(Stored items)
********

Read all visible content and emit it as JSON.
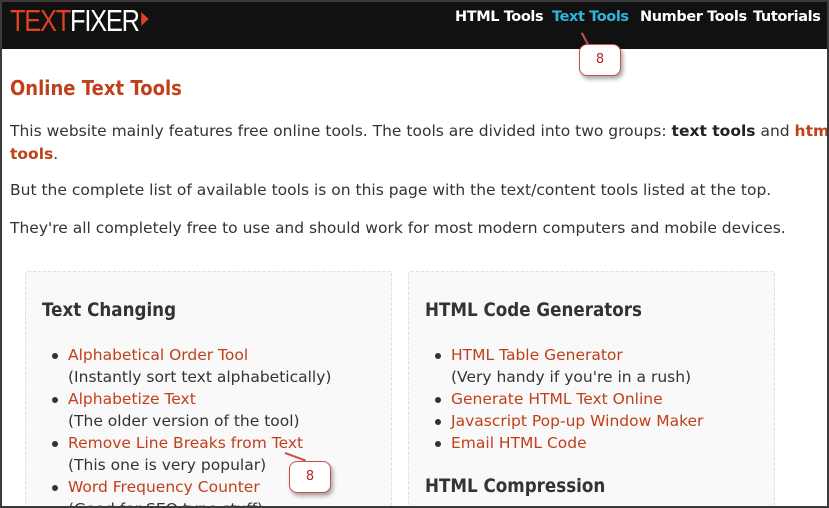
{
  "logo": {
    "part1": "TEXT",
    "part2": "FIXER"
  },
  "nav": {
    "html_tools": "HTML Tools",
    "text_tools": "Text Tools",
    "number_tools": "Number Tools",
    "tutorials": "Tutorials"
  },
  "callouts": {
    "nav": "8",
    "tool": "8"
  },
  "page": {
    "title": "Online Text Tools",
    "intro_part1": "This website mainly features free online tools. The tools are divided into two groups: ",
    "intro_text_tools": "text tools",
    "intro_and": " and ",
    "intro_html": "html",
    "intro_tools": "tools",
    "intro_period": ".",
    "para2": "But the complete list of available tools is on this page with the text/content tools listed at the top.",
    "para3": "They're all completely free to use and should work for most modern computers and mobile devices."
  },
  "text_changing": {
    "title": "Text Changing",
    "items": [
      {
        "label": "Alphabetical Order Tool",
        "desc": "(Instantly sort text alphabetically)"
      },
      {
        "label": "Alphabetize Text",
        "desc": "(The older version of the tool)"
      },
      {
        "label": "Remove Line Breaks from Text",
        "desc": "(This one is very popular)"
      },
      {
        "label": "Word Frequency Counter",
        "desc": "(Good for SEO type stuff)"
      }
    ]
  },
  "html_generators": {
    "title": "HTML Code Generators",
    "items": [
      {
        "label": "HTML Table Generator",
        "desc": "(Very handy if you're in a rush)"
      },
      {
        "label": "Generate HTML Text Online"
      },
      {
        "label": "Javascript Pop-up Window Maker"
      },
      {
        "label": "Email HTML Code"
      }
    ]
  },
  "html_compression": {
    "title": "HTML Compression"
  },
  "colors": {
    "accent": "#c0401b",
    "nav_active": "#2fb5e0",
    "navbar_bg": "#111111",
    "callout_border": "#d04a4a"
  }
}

********

• **Task details**
All of the material above is to be copied exactly, except for its images.

• **Solution to the problem**
Read all visible content and emit it as JSON.
{
  "logo": {
    "part1": "TEXT",
    "part2": "FIXER"
  },
  "nav": {
    "html_tools": "HTML Tools",
    "text_tools": "Text Tools",
    "number_tools": "Number Tools",
    "tutorials": "Tutorials"
  },
  "callouts": {
    "nav": "8",
    "tool": "8"
  },
  "page": {
    "title": "Online Text Tools",
    "intro_part1": "This website mainly features free online tools. The tools are divided into two groups: ",
    "intro_text_tools": "text tools",
    "intro_and": " and ",
    "intro_html": "html",
    "intro_tools": "tools",
    "intro_period": ".",
    "para2": "But the complete list of available tools is on this page with the text/content tools listed at the top.",
    "para3": "They're all completely free to use and should work for most modern computers and mobile devices."
  },
  "text_changing": {
    "title": "Text Changing",
    "items": [
      {
        "label": "Alphabetical Order Tool",
        "desc": "(Instantly sort text alphabetically)"
      },
      {
        "label": "Alphabetize Text",
        "desc": "(The older version of the tool)"
      },
      {
        "label": "Remove Line Breaks from Text",
        "desc": "(This one is very popular)"
      },
      {
        "label": "Word Frequency Counter",
        "desc": "(Good for SEO type stuff)"
      }
    ]
  },
  "html_generators": {
    "title": "HTML Code Generators",
    "items": [
      {
        "label": "HTML Table Generator",
        "desc": "(Very handy if you're in a rush)"
      },
      {
        "label": "Generate HTML Text Online"
      },
      {
        "label": "Javascript Pop-up Window Maker"
      },
      {
        "label": "Email HTML Code"
      }
    ]
  },
  "html_compression": {
    "title": "HTML Compression"
  },
  "colors": {
    "accent": "#c0401b",
    "nav_active": "#2fb5e0",
    "navbar_bg": "#111111",
    "callout_border": "#d04a4a"
  }
}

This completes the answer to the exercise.